-- Reading passage --
──────────────────────────────
Neuroeconomics — the latest advance of the behavioralist revolution — rejects the conventional perspective, however. Isabelle Brocas and Juan Carrillo conclude their recent useful summary of neuroeconomic research by likening individuals to organizations:

Neuroeconomic theory will soon play a crucial role in the building of new reliable theories capable of explaining and predicting individual behaviour and strategic choices. The main message is that the individual is not one coherent body. The brain is a multi-system entity (with conflicting objectives, restricted information, etc.) and therefore the decision-maker must be modelled as an organisation. We conclude with an analogy. Before the so-called modern theory of the firm, organisations were modelled as individual players characterised by an input-output production function. The systematic study of interactions between agents and decision processes within organisations (acknowledging informational asymmetries, incentive problems, restricted communications channels, hierarchical structures, etc.) led to novel economic insights. Applying a similar methodology to study individual decision-making is, in our view, the most fruitful way to understand the bounds of rationality.
──────────────────────────────
-- Record excerpts --
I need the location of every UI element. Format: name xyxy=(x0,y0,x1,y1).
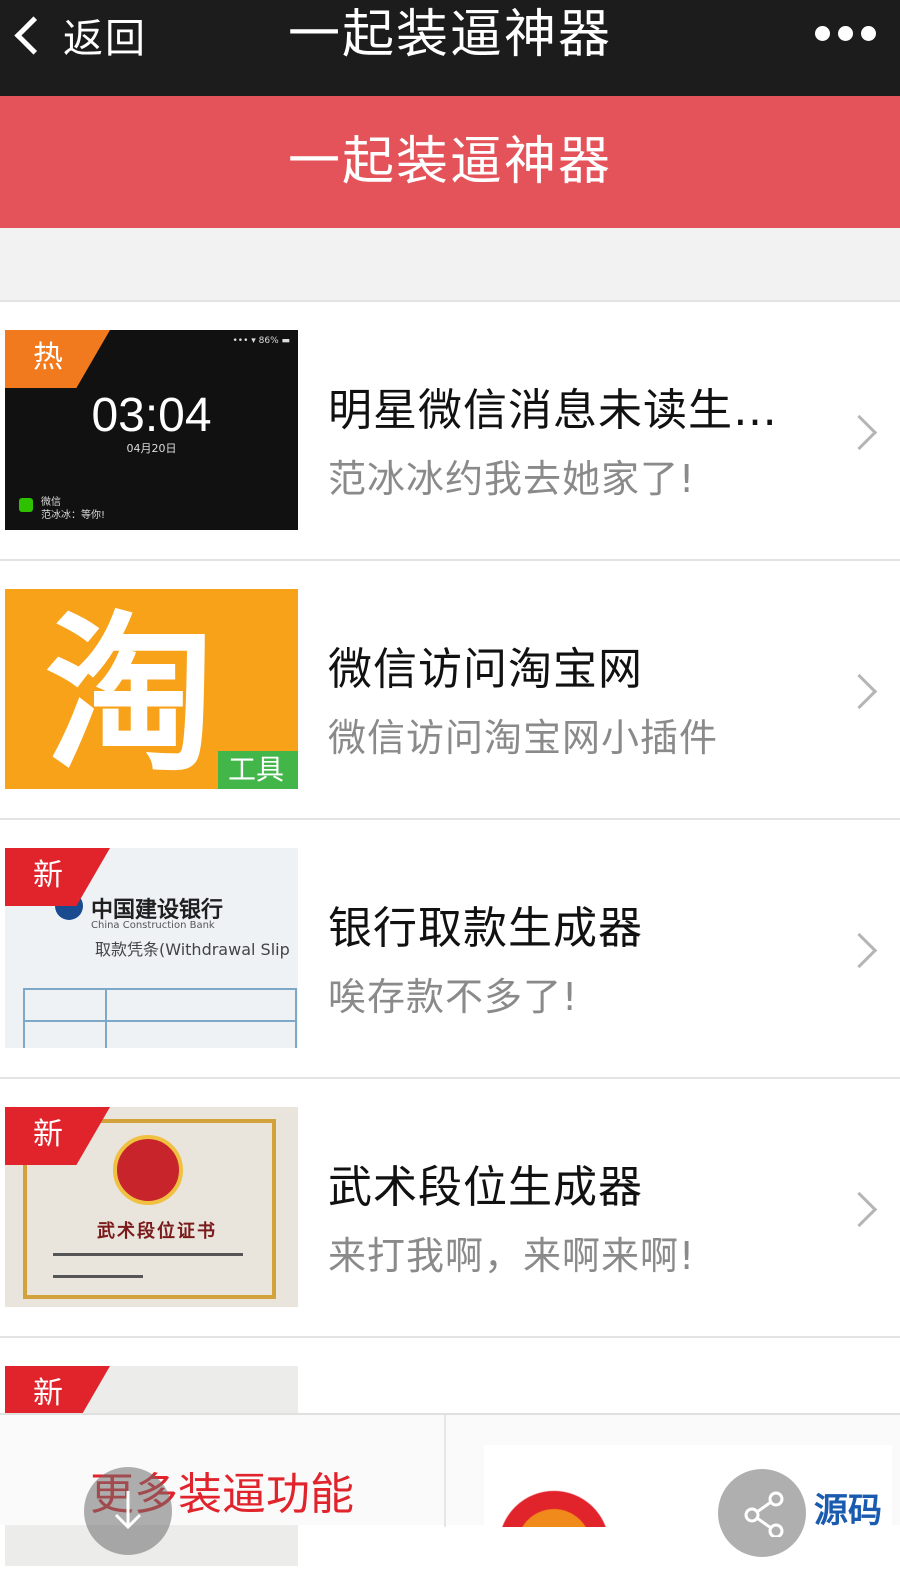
lock-time: 03:04 xyxy=(91,389,212,442)
item-title: 明星微信消息未读生… xyxy=(328,385,778,436)
flame-logo-icon xyxy=(494,1465,644,1527)
slip-form-grid xyxy=(23,988,297,1048)
list-item-martial-arts[interactable]: 武术段位证书 新 武术段位生成器 来打我啊，来啊来啊! xyxy=(0,1077,900,1336)
feature-list: ••• ▾ 86% ▬ 03:04 04月20日 微信 范冰冰：等你! 热 明星… xyxy=(0,300,900,1595)
more-dots-icon xyxy=(815,26,830,41)
item-thumbnail: 武术段位证书 新 xyxy=(5,1107,298,1307)
status-bar-text: ••• ▾ 86% ▬ xyxy=(232,336,290,346)
arrow-down-icon xyxy=(114,1491,142,1530)
taobao-glyph: 淘 xyxy=(45,597,216,789)
ad-banner[interactable]: 源码 xyxy=(484,1445,892,1527)
chevron-right-icon xyxy=(841,414,878,451)
item-subtitle: 范冰冰约我去她家了! xyxy=(328,457,696,501)
spacer xyxy=(0,228,900,300)
wechat-icon xyxy=(19,498,33,512)
chevron-right-icon xyxy=(841,932,878,969)
certificate-line xyxy=(53,1253,243,1256)
item-thumbnail: 中国建设银行 China Construction Bank 取款凭条(With… xyxy=(5,848,298,1048)
footer-divider xyxy=(444,1415,446,1527)
more-features-button[interactable]: 更多装逼功能 xyxy=(0,1415,444,1527)
notification-message: 范冰冰：等你! xyxy=(41,510,106,521)
list-item-bank-slip[interactable]: 中国建设银行 China Construction Bank 取款凭条(With… xyxy=(0,818,900,1077)
notification-app: 微信 xyxy=(41,497,61,508)
certificate-title: 武术段位证书 xyxy=(97,1221,217,1242)
more-dots-icon xyxy=(861,26,876,41)
more-dots-icon xyxy=(838,26,853,41)
bank-name-en: China Construction Bank xyxy=(91,920,215,931)
item-subtitle: 微信访问淘宝网小插件 xyxy=(328,716,719,760)
list-item-taobao[interactable]: 淘 工具 微信访问淘宝网 微信访问淘宝网小插件 xyxy=(0,559,900,818)
slip-title: 取款凭条(Withdrawal Slip xyxy=(95,940,290,959)
chevron-right-icon xyxy=(841,1191,878,1228)
seal-icon xyxy=(113,1135,183,1205)
page-banner: 一起装逼神器 xyxy=(0,96,900,228)
item-thumbnail: ••• ▾ 86% ▬ 03:04 04月20日 微信 范冰冰：等你! 热 xyxy=(5,330,298,530)
item-title: 武术段位生成器 xyxy=(328,1162,643,1213)
ad-text: 源码 xyxy=(814,1491,882,1527)
tool-badge: 工具 xyxy=(218,751,298,789)
chevron-right-icon xyxy=(841,673,878,710)
nav-title: 一起装逼神器 xyxy=(287,5,612,65)
top-nav-bar: 返回 一起装逼神器 xyxy=(0,0,900,96)
item-subtitle: 来打我啊，来啊来啊! xyxy=(328,1234,696,1278)
item-subtitle: 唉存款不多了! xyxy=(328,975,579,1019)
lock-date: 04月20日 xyxy=(126,442,177,455)
more-menu-button[interactable] xyxy=(815,22,876,46)
item-title: 微信访问淘宝网 xyxy=(328,644,643,695)
item-thumbnail: 淘 工具 xyxy=(5,589,298,789)
certificate-line xyxy=(53,1275,143,1278)
share-icon xyxy=(744,1491,784,1537)
share-button[interactable] xyxy=(718,1469,806,1557)
download-button[interactable] xyxy=(84,1467,172,1555)
list-item-star-message[interactable]: ••• ▾ 86% ▬ 03:04 04月20日 微信 范冰冰：等你! 热 明星… xyxy=(0,300,900,559)
notification-text: 微信 范冰冰：等你! xyxy=(41,496,105,522)
item-title: 银行取款生成器 xyxy=(328,903,643,954)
──────────────────────────────
-- Challenges --
a: According to the neuroeconomics passage, how were organizations modeled before the so-called modern theory of the firm?
b: Write the next part of the neuroeconomics passage, starting after its final sentence about the bounds of rationality.
The lines that come after the passage can be left aside.

-- The answers --
a: They were modeled as individual players characterized by an input-output production function.

b:
Hmmm, I admit that my brain often has trouble motivating other parts of my body to achieve the brain’s objectives, but I’ve never thought of these as agency costs. And I suppose that leprosy — in which the nervous system fails to communicate information about damage to bodily extremities to the brain – could be described as a failure to make effective use of dispersed specific knowledge. But I don’t quite see the value added.

More generally, my own view is that neuroeconomics represents a potentially interesting branch of applied psychology, but has little to do with economics per se. Economics is about the logical relationships between means and ends, not the psychology of preferences and beliefs. But mine is a minority view.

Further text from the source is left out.